What is expected →
Repeat every line of the data exactly, but not the pictures.

•••••

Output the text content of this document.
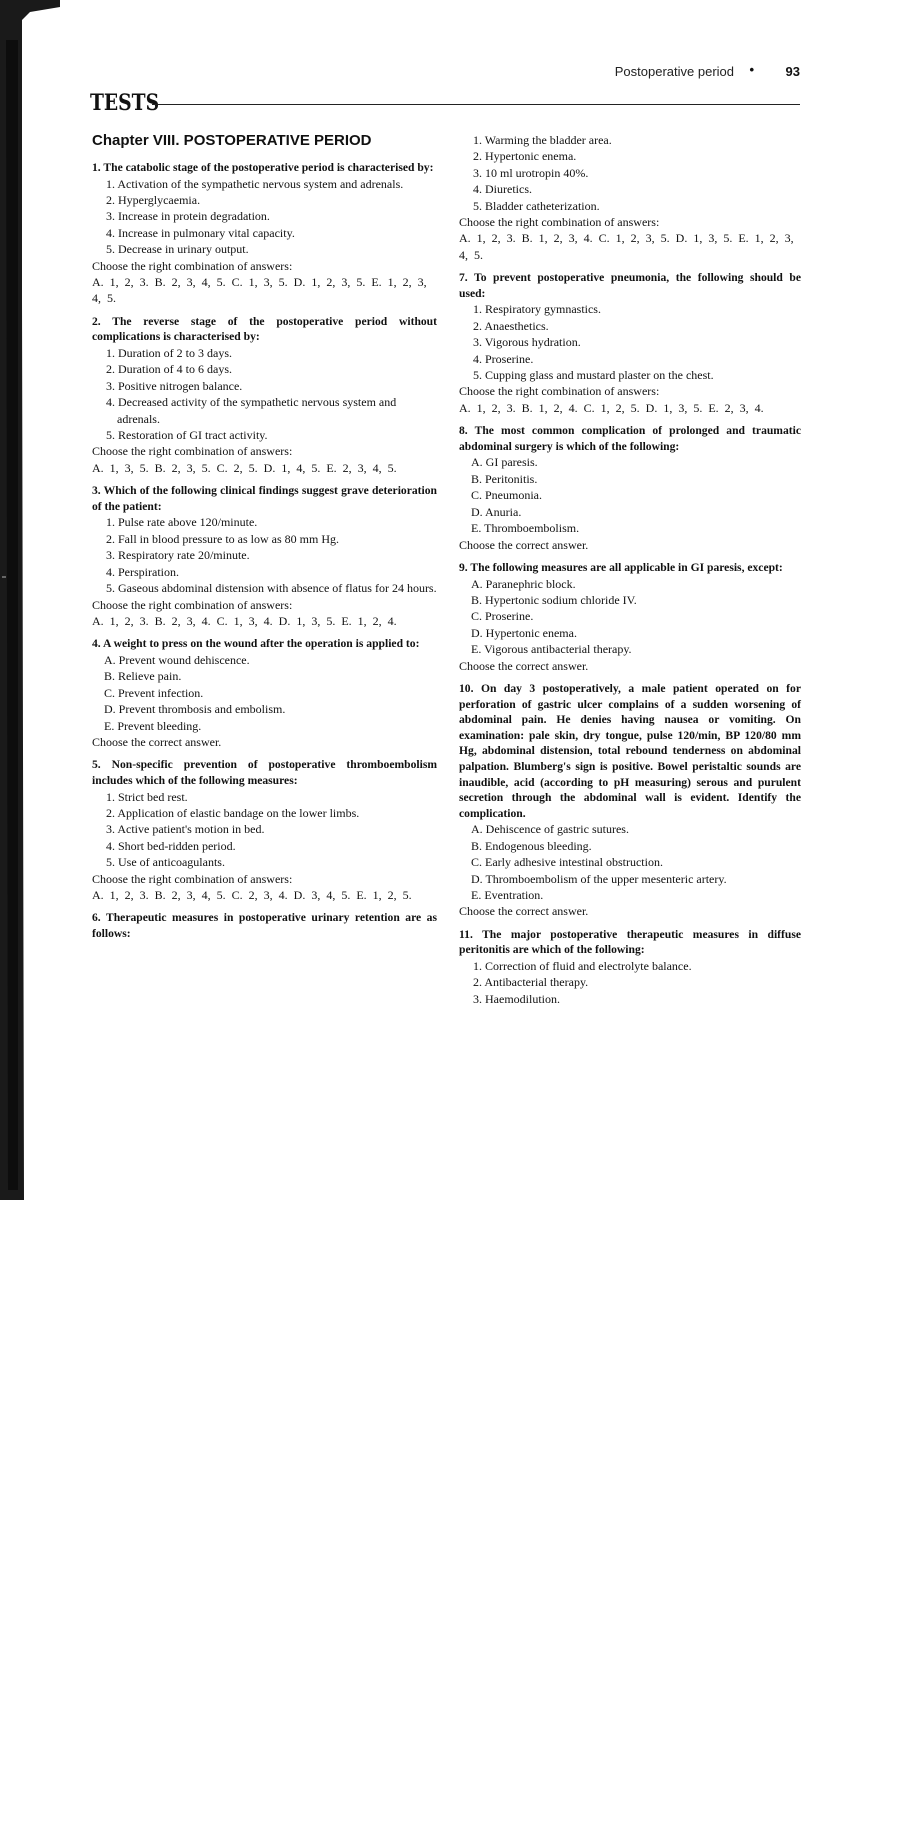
Postoperative period • 93
TESTS
Chapter VIII. POSTOPERATIVE PERIOD
1. The catabolic stage of the postoperative period is characterised by:
1. Activation of the sympathetic nervous system and adrenals.
2. Hyperglycaemia.
3. Increase in protein degradation.
4. Increase in pulmonary vital capacity.
5. Decrease in urinary output.
Choose the right combination of answers:
A. 1, 2, 3. B. 2, 3, 4, 5. C. 1, 3, 5. D. 1, 2, 3, 5. E. 1, 2, 3, 4, 5.
2. The reverse stage of the postoperative period without complications is characterised by:
1. Duration of 2 to 3 days.
2. Duration of 4 to 6 days.
3. Positive nitrogen balance.
4. Decreased activity of the sympathetic nervous system and adrenals.
5. Restoration of GI tract activity.
Choose the right combination of answers:
A. 1, 3, 5. B. 2, 3, 5. C. 2, 5. D. 1, 4, 5. E. 2, 3, 4, 5.
3. Which of the following clinical findings suggest grave deterioration of the patient:
1. Pulse rate above 120/minute.
2. Fall in blood pressure to as low as 80 mm Hg.
3. Respiratory rate 20/minute.
4. Perspiration.
5. Gaseous abdominal distension with absence of flatus for 24 hours.
Choose the right combination of answers:
A. 1, 2, 3. B. 2, 3, 4. C. 1, 3, 4. D. 1, 3, 5. E. 1, 2, 4.
4. A weight to press on the wound after the operation is applied to:
A. Prevent wound dehiscence.
B. Relieve pain.
C. Prevent infection.
D. Prevent thrombosis and embolism.
E. Prevent bleeding.
Choose the correct answer.
5. Non-specific prevention of postoperative thromboembolism includes which of the following measures:
1. Strict bed rest.
2. Application of elastic bandage on the lower limbs.
3. Active patient's motion in bed.
4. Short bed-ridden period.
5. Use of anticoagulants.
Choose the right combination of answers:
A. 1, 2, 3. B. 2, 3, 4, 5. C. 2, 3, 4. D. 3, 4, 5. E. 1, 2, 5.
6. Therapeutic measures in postoperative urinary retention are as follows:
1. Warming the bladder area.
2. Hypertonic enema.
3. 10 ml urotropin 40%.
4. Diuretics.
5. Bladder catheterization.
Choose the right combination of answers:
A. 1, 2, 3. B. 1, 2, 3, 4. C. 1, 2, 3, 5. D. 1, 3, 5. E. 1, 2, 3, 4, 5.
7. To prevent postoperative pneumonia, the following should be used:
1. Respiratory gymnastics.
2. Anaesthetics.
3. Vigorous hydration.
4. Proserine.
5. Cupping glass and mustard plaster on the chest.
Choose the right combination of answers:
A. 1, 2, 3. B. 1, 2, 4. C. 1, 2, 5. D. 1, 3, 5. E. 2, 3, 4.
8. The most common complication of prolonged and traumatic abdominal surgery is which of the following:
A. GI paresis.
B. Peritonitis.
C. Pneumonia.
D. Anuria.
E. Thromboembolism.
Choose the correct answer.
9. The following measures are all applicable in GI paresis, except:
A. Paranephric block.
B. Hypertonic sodium chloride IV.
C. Proserine.
D. Hypertonic enema.
E. Vigorous antibacterial therapy.
Choose the correct answer.
10. On day 3 postoperatively, a male patient operated on for perforation of gastric ulcer complains of a sudden worsening of abdominal pain. He denies having nausea or vomiting. On examination: pale skin, dry tongue, pulse 120/min, BP 120/80 mm Hg, abdominal distension, total rebound tenderness on abdominal palpation. Blumberg's sign is positive. Bowel peristaltic sounds are inaudible, acid (according to pH measuring) serous and purulent secretion through the abdominal wall is evident. Identify the complication.
A. Dehiscence of gastric sutures.
B. Endogenous bleeding.
C. Early adhesive intestinal obstruction.
D. Thromboembolism of the upper mesenteric artery.
E. Eventration.
Choose the correct answer.
11. The major postoperative therapeutic measures in diffuse peritonitis are which of the following:
1. Correction of fluid and electrolyte balance.
2. Antibacterial therapy.
3. Haemodilution.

•••••

Written solution →
Output the text content of this document.
Postoperative period • 93
TESTS
Chapter VIII. POSTOPERATIVE PERIOD
1. The catabolic stage of the postoperative period is characterised by:
1. Activation of the sympathetic nervous system and adrenals.
2. Hyperglycaemia.
3. Increase in protein degradation.
4. Increase in pulmonary vital capacity.
5. Decrease in urinary output.
Choose the right combination of answers:
A. 1, 2, 3. B. 2, 3, 4, 5. C. 1, 3, 5. D. 1, 2, 3, 5. E. 1, 2, 3, 4, 5.
2. The reverse stage of the postoperative period without complications is characterised by:
1. Duration of 2 to 3 days.
2. Duration of 4 to 6 days.
3. Positive nitrogen balance.
4. Decreased activity of the sympathetic nervous system and adrenals.
5. Restoration of GI tract activity.
Choose the right combination of answers:
A. 1, 3, 5. B. 2, 3, 5. C. 2, 5. D. 1, 4, 5. E. 2, 3, 4, 5.
3. Which of the following clinical findings suggest grave deterioration of the patient:
1. Pulse rate above 120/minute.
2. Fall in blood pressure to as low as 80 mm Hg.
3. Respiratory rate 20/minute.
4. Perspiration.
5. Gaseous abdominal distension with absence of flatus for 24 hours.
Choose the right combination of answers:
A. 1, 2, 3. B. 2, 3, 4. C. 1, 3, 4. D. 1, 3, 5. E. 1, 2, 4.
4. A weight to press on the wound after the operation is applied to:
A. Prevent wound dehiscence.
B. Relieve pain.
C. Prevent infection.
D. Prevent thrombosis and embolism.
E. Prevent bleeding.
Choose the correct answer.
5. Non-specific prevention of postoperative thromboembolism includes which of the following measures:
1. Strict bed rest.
2. Application of elastic bandage on the lower limbs.
3. Active patient's motion in bed.
4. Short bed-ridden period.
5. Use of anticoagulants.
Choose the right combination of answers:
A. 1, 2, 3. B. 2, 3, 4, 5. C. 2, 3, 4. D. 3, 4, 5. E. 1, 2, 5.
6. Therapeutic measures in postoperative urinary retention are as follows:
1. Warming the bladder area.
2. Hypertonic enema.
3. 10 ml urotropin 40%.
4. Diuretics.
5. Bladder catheterization.
Choose the right combination of answers:
A. 1, 2, 3. B. 1, 2, 3, 4. C. 1, 2, 3, 5. D. 1, 3, 5. E. 1, 2, 3, 4, 5.
7. To prevent postoperative pneumonia, the following should be used:
1. Respiratory gymnastics.
2. Anaesthetics.
3. Vigorous hydration.
4. Proserine.
5. Cupping glass and mustard plaster on the chest.
Choose the right combination of answers:
A. 1, 2, 3. B. 1, 2, 4. C. 1, 2, 5. D. 1, 3, 5. E. 2, 3, 4.
8. The most common complication of prolonged and traumatic abdominal surgery is which of the following:
A. GI paresis.
B. Peritonitis.
C. Pneumonia.
D. Anuria.
E. Thromboembolism.
Choose the correct answer.
9. The following measures are all applicable in GI paresis, except:
A. Paranephric block.
B. Hypertonic sodium chloride IV.
C. Proserine.
D. Hypertonic enema.
E. Vigorous antibacterial therapy.
Choose the correct answer.
10. On day 3 postoperatively, a male patient operated on for perforation of gastric ulcer complains of a sudden worsening of abdominal pain. He denies having nausea or vomiting. On examination: pale skin, dry tongue, pulse 120/min, BP 120/80 mm Hg, abdominal distension, total rebound tenderness on abdominal palpation. Blumberg's sign is positive. Bowel peristaltic sounds are inaudible, acid (according to pH measuring) serous and purulent secretion through the abdominal wall is evident. Identify the complication.
A. Dehiscence of gastric sutures.
B. Endogenous bleeding.
C. Early adhesive intestinal obstruction.
D. Thromboembolism of the upper mesenteric artery.
E. Eventration.
Choose the correct answer.
11. The major postoperative therapeutic measures in diffuse peritonitis are which of the following:
1. Correction of fluid and electrolyte balance.
2. Antibacterial therapy.
3. Haemodilution.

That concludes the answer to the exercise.